> [STATED EXERCISE]
Copy out lines with the word "JSON" from the material that follows.

(Rows from a dataset)

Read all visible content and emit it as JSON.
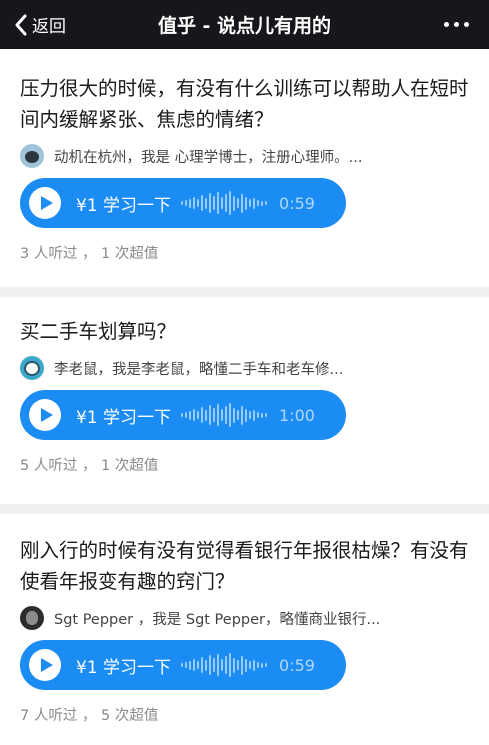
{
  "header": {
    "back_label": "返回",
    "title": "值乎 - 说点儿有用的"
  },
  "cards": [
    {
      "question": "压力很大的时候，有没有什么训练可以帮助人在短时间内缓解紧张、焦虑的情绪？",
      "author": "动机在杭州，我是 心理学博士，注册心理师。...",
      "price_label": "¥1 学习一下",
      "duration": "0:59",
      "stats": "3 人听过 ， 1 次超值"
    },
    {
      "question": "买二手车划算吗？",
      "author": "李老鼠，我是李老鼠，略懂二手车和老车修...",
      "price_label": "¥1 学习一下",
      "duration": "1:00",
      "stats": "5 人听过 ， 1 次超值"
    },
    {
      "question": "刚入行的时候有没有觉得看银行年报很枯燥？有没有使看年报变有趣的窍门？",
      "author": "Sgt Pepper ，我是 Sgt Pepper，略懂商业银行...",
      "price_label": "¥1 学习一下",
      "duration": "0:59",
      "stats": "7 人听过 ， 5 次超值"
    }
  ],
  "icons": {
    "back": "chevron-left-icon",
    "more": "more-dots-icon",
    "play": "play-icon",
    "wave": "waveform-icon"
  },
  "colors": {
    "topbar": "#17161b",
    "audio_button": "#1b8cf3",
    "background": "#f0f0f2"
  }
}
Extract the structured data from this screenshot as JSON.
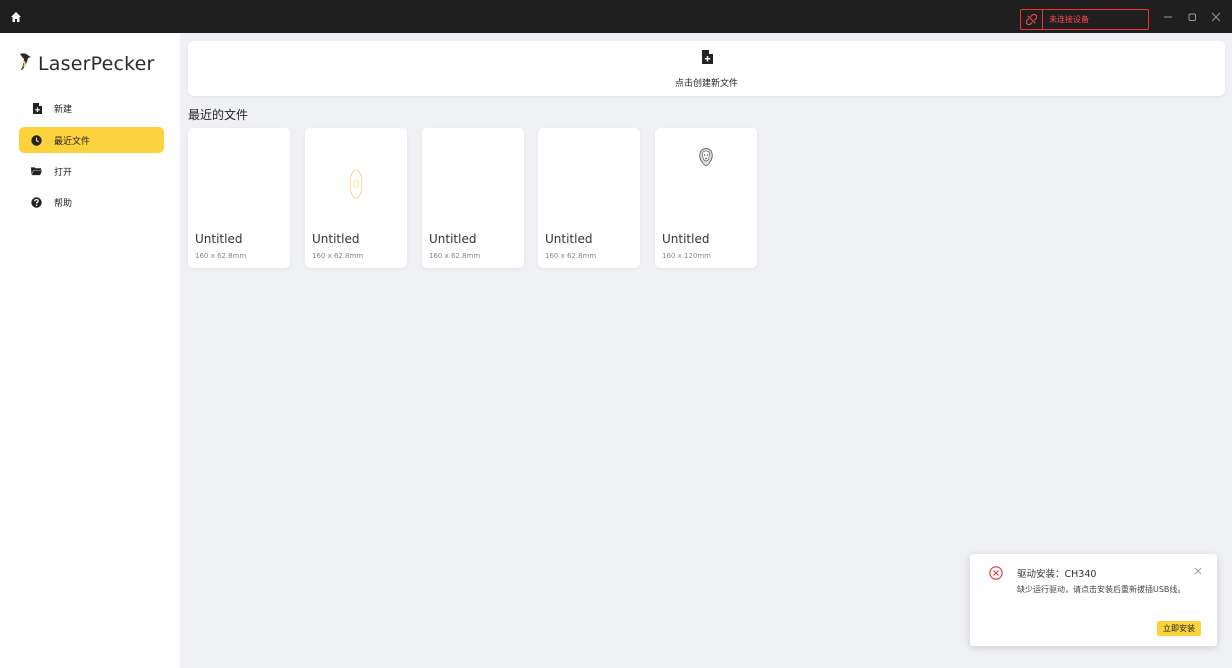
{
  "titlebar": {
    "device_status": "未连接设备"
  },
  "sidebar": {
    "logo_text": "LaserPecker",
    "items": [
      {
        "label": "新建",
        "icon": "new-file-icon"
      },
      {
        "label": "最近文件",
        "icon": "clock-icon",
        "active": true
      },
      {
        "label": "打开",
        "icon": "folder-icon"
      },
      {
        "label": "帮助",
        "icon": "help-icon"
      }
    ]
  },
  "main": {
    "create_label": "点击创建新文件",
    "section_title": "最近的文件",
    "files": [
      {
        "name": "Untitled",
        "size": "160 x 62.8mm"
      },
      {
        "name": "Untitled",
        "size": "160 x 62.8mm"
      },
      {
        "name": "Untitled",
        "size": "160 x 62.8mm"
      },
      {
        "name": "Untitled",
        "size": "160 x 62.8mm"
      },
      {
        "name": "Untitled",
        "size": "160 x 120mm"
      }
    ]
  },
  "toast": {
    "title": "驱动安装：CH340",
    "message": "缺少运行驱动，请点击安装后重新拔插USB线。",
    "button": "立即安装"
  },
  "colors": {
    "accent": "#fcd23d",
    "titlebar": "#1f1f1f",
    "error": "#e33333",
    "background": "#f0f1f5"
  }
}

* * *

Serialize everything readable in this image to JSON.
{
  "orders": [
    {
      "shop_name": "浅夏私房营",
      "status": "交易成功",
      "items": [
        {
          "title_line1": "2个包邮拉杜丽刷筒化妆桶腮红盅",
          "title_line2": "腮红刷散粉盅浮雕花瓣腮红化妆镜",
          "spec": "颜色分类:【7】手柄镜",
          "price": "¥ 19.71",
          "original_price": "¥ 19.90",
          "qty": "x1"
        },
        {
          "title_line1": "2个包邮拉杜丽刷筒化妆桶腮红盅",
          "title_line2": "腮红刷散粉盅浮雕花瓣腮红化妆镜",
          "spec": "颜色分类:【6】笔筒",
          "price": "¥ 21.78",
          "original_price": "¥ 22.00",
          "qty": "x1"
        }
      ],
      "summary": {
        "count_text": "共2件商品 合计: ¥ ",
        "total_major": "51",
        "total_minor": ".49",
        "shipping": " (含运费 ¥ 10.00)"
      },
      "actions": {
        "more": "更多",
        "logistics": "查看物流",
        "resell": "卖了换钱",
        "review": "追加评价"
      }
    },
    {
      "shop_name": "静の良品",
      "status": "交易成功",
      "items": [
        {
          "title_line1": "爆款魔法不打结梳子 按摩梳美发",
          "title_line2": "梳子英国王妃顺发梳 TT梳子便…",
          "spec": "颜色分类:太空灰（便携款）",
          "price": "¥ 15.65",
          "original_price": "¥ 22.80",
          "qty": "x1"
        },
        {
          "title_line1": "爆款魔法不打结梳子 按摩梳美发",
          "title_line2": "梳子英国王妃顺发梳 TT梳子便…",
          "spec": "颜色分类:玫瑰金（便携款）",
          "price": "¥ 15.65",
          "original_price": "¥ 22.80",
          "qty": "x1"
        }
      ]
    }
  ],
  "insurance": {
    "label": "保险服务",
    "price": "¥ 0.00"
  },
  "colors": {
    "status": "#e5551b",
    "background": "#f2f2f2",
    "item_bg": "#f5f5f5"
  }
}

---

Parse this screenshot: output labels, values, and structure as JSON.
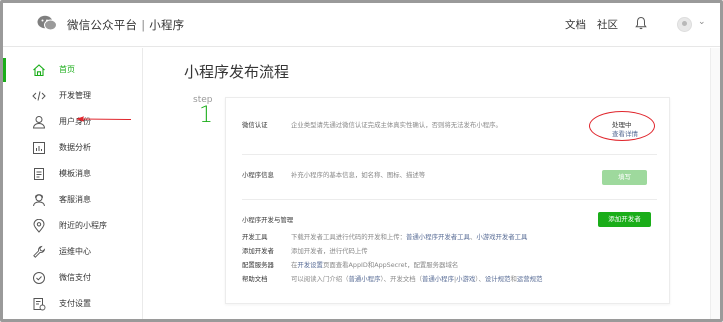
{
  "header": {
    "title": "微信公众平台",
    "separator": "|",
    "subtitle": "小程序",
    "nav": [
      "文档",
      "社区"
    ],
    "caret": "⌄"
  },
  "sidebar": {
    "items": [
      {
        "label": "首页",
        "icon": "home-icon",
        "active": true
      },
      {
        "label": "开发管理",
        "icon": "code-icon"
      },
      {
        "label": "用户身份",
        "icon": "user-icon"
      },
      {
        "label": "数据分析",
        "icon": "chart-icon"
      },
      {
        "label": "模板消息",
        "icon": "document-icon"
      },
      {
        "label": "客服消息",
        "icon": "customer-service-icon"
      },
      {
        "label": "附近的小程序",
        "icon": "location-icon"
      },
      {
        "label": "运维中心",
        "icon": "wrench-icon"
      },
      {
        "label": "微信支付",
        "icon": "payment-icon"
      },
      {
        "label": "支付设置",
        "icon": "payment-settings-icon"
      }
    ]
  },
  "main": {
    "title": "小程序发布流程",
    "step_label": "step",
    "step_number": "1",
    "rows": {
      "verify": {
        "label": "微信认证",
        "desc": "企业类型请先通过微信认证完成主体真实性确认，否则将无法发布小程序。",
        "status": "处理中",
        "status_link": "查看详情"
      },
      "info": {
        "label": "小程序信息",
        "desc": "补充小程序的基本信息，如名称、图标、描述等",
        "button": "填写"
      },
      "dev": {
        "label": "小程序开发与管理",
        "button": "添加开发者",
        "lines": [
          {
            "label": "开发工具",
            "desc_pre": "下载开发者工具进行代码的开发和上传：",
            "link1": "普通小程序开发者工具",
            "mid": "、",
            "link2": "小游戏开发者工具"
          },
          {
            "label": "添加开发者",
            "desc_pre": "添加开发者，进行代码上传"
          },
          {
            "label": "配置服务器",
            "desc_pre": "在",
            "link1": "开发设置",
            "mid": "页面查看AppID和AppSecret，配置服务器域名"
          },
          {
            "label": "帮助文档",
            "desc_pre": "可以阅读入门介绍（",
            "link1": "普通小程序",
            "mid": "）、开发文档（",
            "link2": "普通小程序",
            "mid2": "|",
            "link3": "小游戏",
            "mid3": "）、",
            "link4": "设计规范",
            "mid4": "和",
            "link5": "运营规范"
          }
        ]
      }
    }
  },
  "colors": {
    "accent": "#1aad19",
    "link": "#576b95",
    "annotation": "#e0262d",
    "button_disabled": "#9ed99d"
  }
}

> [WRITTEN SOLUTION]
Read all visible content and emit it as JSON.
Extract the structured data from this screenshot as JSON.
Serialize everything readable in this image to JSON.
Parse this screenshot: output labels, values, and structure as JSON.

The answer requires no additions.